_Written exercise_
Please translate this sentence from the entity resolution issue into Spanish: "This is a work in progress of entity resolution, to make current progress more visible and to enable collaboration!"

_Provided passage_
Entity resolution - Githubissues

wwqrd commented 4 years ago

This is a work in progress of entity resolution, to make current progress more visible and to enable collaboration!

Working features:

Can direct output to a script via stdin
Can read script ouput (from stdout)
Can parse matches and show an entity diff
Can save a condensed version of those choices (resolutions)
Can export a file with those choices applied

Missing features:

[ ] ~In-app dialogs for errors (using window. currently)~
[x] Thresholds are not accounted for (all matches are shown) - This is handled by the script
[x] Delete resolutions feature missing
[x] Handle malformed or empty response correctly
[x] Cannot navigate through matches/resolutions
[x] Auto-resolve implicit matches? if A=B and C=D then if A=D, B=D and A=C
[x] session counts are missing (esp new session count)

Known Issues:

[x] does not automatically export after resolution
[x] If sessions get deleted resolutions are invalid, resolutions should probably also be deleted?
[ ] ~promptIds and stageId are discarded from nodes, could/should they be concatenated?~
[ ] ~Concatenated egoIds in export files (they are concatenated under the hood but this info is discarded because the formatter can't interpret that yet)~ Egos need to be cast as a node type which should be selected in the configuration - attributes from the codebook will be matched by name.
[x] Export screen does not update when a new resolution is created (must refresh page/app)

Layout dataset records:
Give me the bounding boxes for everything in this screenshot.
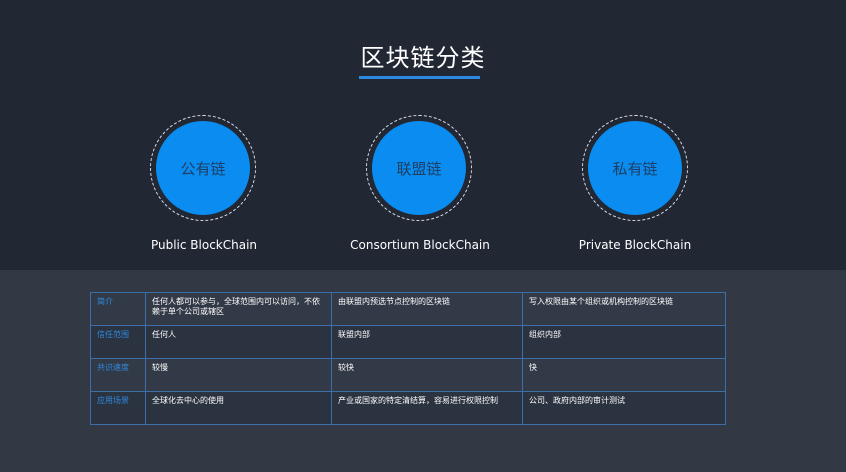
table-cell: 任何人 <box>145 325 332 359</box>
table-cell: 产业或国家的特定清结算，容易进行权限控制 <box>331 391 523 425</box>
table-row: 信任范围 任何人 联盟内部 组织内部 <box>90 325 726 359</box>
public-chain-circle-label: 公有链 <box>156 121 250 215</box>
public-chain-name: Public BlockChain <box>150 238 258 252</box>
table-cell: 任何人都可以参与，全球范围内可以访问，不依赖于单个公司或辖区 <box>145 292 332 326</box>
public-chain-circle: 公有链 <box>150 115 256 221</box>
table-cell: 快 <box>522 358 726 392</box>
consortium-chain-circle-label: 联盟链 <box>372 121 466 215</box>
title-underline <box>359 76 480 79</box>
private-chain-circle-label: 私有链 <box>588 121 682 215</box>
table-cell: 组织内部 <box>522 325 726 359</box>
row-header: 简介 <box>90 292 146 326</box>
table-cell: 公司、政府内部的审计测试 <box>522 391 726 425</box>
comparison-table: 简介 任何人都可以参与，全球范围内可以访问，不依赖于单个公司或辖区 由联盟内预选… <box>90 292 726 425</box>
table-cell: 全球化去中心的使用 <box>145 391 332 425</box>
page-title: 区块链分类 <box>360 44 486 72</box>
private-chain-name: Private BlockChain <box>578 238 692 252</box>
table-cell: 由联盟内预选节点控制的区块链 <box>331 292 523 326</box>
table-row: 应用场景 全球化去中心的使用 产业或国家的特定清结算，容易进行权限控制 公司、政… <box>90 391 726 425</box>
consortium-chain-circle: 联盟链 <box>366 115 472 221</box>
table-row: 简介 任何人都可以参与，全球范围内可以访问，不依赖于单个公司或辖区 由联盟内预选… <box>90 292 726 326</box>
table-cell: 较慢 <box>145 358 332 392</box>
row-header: 共识速度 <box>90 358 146 392</box>
consortium-chain-name: Consortium BlockChain <box>350 238 490 252</box>
table-cell: 写入权限由某个组织或机构控制的区块链 <box>522 292 726 326</box>
table-cell: 较快 <box>331 358 523 392</box>
row-header: 应用场景 <box>90 391 146 425</box>
table-row: 共识速度 较慢 较快 快 <box>90 358 726 392</box>
row-header: 信任范围 <box>90 325 146 359</box>
table-cell: 联盟内部 <box>331 325 523 359</box>
private-chain-circle: 私有链 <box>582 115 688 221</box>
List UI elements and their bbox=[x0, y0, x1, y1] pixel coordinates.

_Written response_
¡Este es un trabajo en curso de resolución de entidades, para hacer más visible el progreso actual y permitir la colaboración!